### Problem statement
In the records below, count every line containing "title". Reply with the number only.

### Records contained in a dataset
════════════════

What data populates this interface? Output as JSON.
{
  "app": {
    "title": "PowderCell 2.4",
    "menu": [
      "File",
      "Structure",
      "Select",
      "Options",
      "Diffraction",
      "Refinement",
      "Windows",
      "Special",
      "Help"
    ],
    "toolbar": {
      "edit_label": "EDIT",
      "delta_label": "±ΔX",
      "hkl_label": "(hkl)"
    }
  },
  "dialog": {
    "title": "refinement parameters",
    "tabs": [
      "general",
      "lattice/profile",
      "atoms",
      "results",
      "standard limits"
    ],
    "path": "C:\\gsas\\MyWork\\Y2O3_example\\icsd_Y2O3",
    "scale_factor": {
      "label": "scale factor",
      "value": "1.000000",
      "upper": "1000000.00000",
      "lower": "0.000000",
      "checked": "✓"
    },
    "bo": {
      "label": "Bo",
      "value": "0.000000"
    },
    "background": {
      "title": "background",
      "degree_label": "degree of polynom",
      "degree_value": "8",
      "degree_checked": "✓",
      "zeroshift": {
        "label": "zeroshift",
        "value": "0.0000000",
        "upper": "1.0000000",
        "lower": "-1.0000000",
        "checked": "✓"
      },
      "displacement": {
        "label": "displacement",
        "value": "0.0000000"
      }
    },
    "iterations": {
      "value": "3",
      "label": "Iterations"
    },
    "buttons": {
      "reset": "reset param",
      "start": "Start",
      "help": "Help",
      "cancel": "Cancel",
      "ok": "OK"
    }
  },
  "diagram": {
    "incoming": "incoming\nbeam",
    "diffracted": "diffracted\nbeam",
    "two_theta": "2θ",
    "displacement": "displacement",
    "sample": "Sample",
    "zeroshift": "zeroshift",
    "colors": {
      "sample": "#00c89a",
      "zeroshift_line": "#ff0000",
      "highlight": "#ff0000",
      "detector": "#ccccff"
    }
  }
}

════════════════

### Completed exercise
3